__DESCRIPTION OF THE TASK__:
Lines that hold the string "Ulmen" are to be counted; give only their number.
── DATA FOR THIS TASK ──
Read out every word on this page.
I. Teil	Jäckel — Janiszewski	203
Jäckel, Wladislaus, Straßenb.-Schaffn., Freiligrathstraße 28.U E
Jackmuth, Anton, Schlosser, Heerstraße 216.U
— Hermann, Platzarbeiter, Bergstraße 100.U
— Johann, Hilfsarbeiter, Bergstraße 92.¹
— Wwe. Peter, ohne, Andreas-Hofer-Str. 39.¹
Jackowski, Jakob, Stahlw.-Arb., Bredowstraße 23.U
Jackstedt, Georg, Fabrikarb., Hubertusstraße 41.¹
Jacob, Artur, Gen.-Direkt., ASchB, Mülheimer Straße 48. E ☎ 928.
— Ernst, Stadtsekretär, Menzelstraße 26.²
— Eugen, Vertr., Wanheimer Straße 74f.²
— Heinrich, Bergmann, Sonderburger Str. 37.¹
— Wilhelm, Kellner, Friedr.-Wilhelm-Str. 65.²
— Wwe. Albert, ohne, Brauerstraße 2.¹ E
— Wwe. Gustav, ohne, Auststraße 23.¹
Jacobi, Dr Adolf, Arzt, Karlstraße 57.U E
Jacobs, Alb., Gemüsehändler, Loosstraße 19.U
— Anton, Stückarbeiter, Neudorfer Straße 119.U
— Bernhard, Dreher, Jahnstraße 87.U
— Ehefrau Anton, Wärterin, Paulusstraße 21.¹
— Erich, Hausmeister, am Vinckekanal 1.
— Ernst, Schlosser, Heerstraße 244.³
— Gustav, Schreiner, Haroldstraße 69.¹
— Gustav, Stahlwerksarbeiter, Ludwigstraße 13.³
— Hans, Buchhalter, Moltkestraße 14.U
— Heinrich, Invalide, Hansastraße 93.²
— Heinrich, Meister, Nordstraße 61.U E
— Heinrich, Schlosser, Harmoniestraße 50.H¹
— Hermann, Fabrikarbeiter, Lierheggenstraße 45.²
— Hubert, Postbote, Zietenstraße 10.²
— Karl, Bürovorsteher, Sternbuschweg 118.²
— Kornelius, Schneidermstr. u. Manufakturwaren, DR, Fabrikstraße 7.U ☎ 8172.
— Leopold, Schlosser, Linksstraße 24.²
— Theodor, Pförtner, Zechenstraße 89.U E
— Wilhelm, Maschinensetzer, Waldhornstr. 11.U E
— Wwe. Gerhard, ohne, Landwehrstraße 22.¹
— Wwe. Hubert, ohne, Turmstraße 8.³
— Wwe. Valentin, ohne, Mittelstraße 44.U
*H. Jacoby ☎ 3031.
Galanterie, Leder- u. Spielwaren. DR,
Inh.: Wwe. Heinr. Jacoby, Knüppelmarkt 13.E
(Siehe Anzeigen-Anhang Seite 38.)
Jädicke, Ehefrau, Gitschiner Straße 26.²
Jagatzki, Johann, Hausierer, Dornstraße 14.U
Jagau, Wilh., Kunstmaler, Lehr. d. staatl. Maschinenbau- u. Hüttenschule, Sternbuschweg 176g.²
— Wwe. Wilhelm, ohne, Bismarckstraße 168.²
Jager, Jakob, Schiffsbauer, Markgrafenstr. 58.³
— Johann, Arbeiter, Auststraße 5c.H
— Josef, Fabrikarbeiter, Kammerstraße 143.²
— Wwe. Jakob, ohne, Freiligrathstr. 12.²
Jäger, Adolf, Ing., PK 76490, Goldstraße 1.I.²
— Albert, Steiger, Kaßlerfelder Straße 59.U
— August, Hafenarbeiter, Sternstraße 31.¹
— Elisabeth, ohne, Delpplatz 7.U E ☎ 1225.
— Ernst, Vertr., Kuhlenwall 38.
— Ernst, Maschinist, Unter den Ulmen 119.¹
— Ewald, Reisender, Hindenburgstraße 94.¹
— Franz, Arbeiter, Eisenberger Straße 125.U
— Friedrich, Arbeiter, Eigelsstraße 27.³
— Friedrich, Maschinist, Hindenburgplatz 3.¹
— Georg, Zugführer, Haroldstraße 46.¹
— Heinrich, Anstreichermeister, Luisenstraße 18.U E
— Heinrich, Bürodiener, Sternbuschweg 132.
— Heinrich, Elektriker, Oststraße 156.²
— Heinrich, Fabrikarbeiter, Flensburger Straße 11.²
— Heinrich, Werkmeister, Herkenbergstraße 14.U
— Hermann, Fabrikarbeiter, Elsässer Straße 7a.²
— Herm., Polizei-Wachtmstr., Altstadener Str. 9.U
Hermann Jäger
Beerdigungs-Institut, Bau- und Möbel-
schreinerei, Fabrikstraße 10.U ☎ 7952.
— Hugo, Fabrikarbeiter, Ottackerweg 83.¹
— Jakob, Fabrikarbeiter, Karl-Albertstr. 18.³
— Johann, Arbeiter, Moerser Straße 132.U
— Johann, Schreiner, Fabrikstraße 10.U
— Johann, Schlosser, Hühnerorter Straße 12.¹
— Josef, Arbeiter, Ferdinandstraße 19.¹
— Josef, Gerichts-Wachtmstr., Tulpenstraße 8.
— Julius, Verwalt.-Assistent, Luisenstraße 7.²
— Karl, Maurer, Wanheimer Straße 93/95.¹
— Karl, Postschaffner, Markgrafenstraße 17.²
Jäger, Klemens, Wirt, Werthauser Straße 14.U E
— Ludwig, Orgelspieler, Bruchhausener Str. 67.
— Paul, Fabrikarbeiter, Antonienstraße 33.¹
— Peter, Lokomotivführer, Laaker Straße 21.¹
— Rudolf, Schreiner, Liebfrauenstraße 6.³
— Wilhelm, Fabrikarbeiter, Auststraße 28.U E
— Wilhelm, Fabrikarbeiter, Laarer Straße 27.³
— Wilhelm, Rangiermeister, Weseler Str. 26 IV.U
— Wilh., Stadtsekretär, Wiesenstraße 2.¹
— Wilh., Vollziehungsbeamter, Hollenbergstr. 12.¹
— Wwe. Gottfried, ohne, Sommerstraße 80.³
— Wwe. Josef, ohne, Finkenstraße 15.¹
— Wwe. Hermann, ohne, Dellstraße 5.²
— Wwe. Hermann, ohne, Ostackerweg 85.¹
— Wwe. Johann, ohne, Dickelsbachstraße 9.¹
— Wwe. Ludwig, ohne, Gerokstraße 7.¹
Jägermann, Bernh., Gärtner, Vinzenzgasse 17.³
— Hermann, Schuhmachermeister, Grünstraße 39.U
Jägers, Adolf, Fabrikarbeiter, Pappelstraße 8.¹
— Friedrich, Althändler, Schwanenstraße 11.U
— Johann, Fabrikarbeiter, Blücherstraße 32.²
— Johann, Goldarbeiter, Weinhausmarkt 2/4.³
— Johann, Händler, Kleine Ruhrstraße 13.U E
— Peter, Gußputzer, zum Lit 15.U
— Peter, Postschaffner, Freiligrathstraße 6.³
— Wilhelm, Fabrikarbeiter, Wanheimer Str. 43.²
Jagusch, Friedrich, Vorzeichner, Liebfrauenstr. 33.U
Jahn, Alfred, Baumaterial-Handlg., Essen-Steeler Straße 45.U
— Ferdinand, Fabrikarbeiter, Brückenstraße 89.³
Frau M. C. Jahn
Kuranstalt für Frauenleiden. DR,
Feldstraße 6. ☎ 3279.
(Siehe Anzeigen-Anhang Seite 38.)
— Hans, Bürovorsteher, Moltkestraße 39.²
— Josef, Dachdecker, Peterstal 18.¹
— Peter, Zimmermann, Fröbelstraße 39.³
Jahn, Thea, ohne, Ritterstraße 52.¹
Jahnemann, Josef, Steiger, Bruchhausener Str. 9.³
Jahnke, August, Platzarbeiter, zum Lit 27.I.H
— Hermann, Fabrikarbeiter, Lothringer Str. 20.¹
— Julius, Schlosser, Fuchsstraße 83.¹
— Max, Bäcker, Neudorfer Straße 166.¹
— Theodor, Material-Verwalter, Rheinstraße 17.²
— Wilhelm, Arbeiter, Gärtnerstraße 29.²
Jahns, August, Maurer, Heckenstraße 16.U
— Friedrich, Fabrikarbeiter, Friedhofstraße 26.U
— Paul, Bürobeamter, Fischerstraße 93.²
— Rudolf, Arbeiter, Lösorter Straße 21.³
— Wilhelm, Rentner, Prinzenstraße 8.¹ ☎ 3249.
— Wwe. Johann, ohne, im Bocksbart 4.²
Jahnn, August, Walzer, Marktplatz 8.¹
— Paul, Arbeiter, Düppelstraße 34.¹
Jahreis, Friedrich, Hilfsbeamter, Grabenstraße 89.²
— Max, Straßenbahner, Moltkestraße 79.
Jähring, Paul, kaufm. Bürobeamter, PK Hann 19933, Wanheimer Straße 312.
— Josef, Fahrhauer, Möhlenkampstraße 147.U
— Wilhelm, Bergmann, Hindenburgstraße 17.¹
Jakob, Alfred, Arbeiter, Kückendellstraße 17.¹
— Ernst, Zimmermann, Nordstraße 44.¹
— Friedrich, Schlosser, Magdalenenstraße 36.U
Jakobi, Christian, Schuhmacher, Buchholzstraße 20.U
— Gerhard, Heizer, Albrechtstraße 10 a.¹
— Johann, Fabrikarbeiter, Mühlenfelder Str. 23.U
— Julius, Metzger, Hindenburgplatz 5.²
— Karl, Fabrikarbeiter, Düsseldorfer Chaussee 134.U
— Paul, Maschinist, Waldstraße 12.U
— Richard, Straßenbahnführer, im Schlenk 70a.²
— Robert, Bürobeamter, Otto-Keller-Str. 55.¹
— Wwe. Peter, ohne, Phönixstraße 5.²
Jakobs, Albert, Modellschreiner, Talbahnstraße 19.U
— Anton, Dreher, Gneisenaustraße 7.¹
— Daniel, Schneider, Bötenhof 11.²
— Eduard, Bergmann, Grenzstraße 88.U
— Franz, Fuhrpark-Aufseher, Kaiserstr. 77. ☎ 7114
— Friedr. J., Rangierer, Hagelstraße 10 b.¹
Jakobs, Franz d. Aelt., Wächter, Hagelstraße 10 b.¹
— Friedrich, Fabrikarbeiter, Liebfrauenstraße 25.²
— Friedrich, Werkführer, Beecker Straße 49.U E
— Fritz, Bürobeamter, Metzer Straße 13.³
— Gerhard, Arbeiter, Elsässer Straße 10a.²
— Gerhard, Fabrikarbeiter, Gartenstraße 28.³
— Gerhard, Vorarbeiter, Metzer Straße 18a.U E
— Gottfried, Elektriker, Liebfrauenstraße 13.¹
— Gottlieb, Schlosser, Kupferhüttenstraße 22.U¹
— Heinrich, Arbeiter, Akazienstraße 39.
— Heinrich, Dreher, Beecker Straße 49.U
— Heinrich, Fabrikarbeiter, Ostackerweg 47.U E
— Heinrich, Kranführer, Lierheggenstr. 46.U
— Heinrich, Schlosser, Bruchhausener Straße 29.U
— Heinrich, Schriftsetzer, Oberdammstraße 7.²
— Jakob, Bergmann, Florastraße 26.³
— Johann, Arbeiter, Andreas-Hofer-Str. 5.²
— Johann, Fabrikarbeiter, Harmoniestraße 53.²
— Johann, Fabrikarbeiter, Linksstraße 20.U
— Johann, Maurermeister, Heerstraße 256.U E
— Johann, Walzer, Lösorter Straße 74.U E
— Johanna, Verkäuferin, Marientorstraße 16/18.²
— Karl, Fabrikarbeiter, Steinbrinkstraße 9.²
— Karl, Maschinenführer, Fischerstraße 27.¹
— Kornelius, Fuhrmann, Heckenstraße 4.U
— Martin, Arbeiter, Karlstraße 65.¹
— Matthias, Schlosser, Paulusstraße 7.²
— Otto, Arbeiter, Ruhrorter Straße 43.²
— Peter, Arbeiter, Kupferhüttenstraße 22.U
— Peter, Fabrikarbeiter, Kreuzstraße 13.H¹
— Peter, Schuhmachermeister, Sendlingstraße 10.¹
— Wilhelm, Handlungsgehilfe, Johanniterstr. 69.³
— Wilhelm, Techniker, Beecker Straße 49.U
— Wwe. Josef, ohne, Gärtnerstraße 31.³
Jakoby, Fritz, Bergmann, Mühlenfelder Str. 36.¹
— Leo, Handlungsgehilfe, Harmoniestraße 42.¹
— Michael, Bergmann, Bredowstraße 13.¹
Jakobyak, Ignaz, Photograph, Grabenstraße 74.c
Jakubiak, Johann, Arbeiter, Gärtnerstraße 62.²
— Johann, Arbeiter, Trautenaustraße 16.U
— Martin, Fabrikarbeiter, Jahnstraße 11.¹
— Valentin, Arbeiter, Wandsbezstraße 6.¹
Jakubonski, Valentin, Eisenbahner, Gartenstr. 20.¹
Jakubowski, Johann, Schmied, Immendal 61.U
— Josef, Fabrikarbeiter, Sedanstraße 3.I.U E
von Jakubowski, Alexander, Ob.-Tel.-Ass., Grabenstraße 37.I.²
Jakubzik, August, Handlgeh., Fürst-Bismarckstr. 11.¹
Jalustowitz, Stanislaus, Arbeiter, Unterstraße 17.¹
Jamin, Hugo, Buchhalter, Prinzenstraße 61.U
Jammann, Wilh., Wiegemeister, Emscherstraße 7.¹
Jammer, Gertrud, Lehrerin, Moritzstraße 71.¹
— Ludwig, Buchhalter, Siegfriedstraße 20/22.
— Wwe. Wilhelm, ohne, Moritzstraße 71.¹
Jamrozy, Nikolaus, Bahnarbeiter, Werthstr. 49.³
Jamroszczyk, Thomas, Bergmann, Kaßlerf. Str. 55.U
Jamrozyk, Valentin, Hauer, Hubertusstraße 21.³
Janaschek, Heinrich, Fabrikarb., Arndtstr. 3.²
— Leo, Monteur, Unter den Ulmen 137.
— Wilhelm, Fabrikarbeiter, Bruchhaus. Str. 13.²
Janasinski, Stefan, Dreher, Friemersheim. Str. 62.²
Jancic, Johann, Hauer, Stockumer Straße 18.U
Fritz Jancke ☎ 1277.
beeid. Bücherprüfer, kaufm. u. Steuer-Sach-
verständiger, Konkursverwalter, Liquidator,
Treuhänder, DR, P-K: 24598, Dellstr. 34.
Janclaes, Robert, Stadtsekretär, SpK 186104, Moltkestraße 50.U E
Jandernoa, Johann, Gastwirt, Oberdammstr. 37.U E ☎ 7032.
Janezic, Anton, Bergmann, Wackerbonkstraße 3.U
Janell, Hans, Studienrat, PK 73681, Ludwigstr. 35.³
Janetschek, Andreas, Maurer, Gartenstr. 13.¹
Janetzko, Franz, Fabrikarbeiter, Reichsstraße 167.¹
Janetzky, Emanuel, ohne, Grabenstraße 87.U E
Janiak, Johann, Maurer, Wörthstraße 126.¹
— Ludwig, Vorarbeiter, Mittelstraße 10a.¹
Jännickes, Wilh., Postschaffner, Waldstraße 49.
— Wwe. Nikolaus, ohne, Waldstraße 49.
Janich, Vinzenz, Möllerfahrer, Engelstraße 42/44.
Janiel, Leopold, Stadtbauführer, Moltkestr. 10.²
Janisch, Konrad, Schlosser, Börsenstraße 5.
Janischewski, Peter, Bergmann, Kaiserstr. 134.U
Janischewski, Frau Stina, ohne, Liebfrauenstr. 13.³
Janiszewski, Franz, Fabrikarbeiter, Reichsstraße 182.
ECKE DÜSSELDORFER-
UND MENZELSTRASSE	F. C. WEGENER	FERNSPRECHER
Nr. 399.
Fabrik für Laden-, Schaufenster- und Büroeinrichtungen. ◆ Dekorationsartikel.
───
__WRITTEN RESPONSE__:
2